§ **What is expected**:
In the listing below, find every line containing "JSON" and copy it out.

§ **Extracted material**:
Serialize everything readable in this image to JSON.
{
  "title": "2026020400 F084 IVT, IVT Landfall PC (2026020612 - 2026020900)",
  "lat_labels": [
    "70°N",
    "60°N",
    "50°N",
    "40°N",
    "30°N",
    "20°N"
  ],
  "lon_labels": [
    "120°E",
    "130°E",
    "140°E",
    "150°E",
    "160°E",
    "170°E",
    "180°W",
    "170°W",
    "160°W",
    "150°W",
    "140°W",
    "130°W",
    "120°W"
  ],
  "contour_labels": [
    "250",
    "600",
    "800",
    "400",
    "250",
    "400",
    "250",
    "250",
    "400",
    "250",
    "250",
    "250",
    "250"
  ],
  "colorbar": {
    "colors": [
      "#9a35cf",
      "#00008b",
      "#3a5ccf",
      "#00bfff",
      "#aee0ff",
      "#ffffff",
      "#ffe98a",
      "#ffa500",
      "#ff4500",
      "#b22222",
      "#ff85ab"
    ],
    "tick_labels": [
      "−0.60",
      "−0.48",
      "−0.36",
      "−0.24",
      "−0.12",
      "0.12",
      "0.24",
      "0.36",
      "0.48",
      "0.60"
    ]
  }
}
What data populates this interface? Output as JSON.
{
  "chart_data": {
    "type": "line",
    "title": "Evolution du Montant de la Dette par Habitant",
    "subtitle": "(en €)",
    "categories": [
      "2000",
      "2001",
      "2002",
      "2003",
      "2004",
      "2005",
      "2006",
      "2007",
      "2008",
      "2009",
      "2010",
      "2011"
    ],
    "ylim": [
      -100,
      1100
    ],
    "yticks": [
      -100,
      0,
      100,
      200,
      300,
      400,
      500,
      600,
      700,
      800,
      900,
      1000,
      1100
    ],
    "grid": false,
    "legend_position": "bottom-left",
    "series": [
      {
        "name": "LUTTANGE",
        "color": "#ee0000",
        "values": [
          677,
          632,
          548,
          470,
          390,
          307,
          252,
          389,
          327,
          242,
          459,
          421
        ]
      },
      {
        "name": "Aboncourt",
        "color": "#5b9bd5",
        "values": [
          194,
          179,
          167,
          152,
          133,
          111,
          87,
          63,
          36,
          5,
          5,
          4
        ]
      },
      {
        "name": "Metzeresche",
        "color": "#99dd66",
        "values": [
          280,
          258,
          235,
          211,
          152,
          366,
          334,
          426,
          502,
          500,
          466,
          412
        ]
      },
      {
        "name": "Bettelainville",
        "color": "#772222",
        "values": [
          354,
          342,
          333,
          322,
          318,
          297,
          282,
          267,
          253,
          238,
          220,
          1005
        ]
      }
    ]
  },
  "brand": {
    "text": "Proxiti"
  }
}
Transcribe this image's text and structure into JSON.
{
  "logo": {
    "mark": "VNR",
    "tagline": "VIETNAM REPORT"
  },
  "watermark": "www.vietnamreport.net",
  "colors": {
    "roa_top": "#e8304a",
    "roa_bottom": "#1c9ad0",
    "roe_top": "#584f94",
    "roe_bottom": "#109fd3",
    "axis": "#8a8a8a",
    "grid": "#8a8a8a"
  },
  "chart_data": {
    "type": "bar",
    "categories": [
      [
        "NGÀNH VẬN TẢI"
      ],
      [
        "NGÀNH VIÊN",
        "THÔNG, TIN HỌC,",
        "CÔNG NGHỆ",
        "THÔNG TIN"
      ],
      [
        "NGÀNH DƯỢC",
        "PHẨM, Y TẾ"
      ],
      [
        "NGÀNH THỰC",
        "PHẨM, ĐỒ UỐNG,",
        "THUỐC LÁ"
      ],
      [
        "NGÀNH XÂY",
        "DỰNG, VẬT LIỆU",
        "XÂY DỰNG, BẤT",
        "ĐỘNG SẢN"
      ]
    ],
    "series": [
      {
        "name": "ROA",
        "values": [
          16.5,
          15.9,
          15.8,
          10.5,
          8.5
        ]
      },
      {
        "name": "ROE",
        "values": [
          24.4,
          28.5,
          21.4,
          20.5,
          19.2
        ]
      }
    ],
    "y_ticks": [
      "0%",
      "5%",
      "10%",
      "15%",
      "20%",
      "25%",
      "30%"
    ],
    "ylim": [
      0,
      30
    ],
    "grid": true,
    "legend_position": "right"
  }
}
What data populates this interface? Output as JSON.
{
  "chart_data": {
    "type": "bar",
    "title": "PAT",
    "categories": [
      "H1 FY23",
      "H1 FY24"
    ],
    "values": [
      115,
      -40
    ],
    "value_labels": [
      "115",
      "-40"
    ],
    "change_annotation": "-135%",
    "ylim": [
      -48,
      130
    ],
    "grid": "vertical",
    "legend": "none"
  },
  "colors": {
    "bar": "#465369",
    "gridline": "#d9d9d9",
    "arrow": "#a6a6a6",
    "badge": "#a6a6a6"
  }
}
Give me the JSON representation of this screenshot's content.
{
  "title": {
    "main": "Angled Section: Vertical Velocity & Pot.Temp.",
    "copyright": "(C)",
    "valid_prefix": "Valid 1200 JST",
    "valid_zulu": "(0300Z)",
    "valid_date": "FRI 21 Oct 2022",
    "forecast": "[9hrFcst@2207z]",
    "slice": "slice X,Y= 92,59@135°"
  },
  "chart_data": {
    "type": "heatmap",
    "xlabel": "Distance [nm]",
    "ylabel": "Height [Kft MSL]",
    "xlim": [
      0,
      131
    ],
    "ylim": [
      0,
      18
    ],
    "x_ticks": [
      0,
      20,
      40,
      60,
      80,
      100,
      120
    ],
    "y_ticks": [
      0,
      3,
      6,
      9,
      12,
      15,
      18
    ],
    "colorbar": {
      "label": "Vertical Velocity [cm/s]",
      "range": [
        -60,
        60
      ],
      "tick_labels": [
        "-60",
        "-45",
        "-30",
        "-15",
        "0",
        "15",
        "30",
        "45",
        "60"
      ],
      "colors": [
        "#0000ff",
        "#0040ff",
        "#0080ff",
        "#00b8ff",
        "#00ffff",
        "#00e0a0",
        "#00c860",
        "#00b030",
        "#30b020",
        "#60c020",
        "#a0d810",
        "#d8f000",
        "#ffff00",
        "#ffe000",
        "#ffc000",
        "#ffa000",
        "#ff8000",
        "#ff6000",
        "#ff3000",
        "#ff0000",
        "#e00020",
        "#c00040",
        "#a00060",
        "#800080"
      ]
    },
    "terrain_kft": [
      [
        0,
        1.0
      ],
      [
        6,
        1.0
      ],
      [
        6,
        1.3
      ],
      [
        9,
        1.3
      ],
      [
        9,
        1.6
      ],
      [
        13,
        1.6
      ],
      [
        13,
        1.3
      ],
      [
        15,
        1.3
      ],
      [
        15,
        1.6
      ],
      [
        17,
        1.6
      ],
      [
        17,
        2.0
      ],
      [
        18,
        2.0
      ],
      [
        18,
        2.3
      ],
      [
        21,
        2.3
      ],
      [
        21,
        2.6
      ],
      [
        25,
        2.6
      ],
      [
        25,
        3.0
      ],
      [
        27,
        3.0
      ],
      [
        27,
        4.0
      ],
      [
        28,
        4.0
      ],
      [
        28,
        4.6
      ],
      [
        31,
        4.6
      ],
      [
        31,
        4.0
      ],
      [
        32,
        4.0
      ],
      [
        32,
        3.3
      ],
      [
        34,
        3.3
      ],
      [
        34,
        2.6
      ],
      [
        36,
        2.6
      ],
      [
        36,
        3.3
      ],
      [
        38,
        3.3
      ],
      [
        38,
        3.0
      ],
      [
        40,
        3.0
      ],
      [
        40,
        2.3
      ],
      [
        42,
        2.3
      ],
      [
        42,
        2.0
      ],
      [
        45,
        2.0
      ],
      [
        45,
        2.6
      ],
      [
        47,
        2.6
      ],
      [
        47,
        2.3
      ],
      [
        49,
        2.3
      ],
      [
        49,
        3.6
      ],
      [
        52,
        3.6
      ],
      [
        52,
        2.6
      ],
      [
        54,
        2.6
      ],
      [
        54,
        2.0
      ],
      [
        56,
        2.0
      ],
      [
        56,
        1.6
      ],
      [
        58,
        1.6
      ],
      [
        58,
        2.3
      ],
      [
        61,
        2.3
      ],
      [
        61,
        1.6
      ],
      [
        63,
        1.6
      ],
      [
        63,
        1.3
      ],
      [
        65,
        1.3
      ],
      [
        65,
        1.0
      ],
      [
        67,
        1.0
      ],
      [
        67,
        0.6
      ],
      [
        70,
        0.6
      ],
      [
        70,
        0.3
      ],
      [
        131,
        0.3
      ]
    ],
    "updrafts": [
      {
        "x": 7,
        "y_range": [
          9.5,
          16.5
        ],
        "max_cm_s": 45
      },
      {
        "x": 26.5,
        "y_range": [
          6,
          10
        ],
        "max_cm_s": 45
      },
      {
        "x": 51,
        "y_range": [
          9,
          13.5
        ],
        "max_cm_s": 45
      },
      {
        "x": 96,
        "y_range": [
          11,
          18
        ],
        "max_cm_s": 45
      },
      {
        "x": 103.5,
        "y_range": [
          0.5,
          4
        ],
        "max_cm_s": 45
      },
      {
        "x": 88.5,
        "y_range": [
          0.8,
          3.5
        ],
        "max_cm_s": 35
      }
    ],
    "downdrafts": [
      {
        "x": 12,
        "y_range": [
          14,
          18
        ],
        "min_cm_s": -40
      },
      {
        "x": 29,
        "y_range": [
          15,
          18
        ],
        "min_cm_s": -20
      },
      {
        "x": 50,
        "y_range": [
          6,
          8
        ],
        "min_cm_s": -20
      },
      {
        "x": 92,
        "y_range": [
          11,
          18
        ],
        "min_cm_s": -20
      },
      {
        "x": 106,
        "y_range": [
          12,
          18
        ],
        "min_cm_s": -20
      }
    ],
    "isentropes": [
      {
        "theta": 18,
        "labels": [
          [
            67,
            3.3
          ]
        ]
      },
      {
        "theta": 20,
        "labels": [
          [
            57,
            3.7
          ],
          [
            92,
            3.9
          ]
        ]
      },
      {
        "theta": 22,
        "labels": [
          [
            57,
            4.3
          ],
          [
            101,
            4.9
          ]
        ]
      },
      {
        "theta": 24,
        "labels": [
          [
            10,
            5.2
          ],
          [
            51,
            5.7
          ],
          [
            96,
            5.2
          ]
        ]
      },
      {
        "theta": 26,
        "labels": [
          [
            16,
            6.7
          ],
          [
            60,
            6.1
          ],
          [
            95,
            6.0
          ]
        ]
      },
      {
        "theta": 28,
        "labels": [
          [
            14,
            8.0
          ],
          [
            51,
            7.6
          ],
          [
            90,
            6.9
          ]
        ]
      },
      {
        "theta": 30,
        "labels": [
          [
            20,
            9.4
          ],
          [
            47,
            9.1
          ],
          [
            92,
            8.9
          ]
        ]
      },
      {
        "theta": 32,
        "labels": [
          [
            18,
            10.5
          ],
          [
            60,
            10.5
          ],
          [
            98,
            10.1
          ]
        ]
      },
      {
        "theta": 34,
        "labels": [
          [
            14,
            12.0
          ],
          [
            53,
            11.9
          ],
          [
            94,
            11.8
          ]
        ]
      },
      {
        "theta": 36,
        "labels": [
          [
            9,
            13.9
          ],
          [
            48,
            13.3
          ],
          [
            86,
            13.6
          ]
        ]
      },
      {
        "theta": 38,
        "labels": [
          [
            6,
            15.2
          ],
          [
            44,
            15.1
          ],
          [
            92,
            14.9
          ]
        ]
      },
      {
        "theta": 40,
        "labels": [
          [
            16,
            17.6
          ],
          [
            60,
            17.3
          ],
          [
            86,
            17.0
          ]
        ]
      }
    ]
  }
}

§ **Solution to this task**:
Serialize everything readable in this image to JSON.
What data populates this interface? Output as JSON.
Transcribe this image's text and structure into JSON.
What data populates this interface? Output as JSON.
Give me the JSON representation of this screenshot's content.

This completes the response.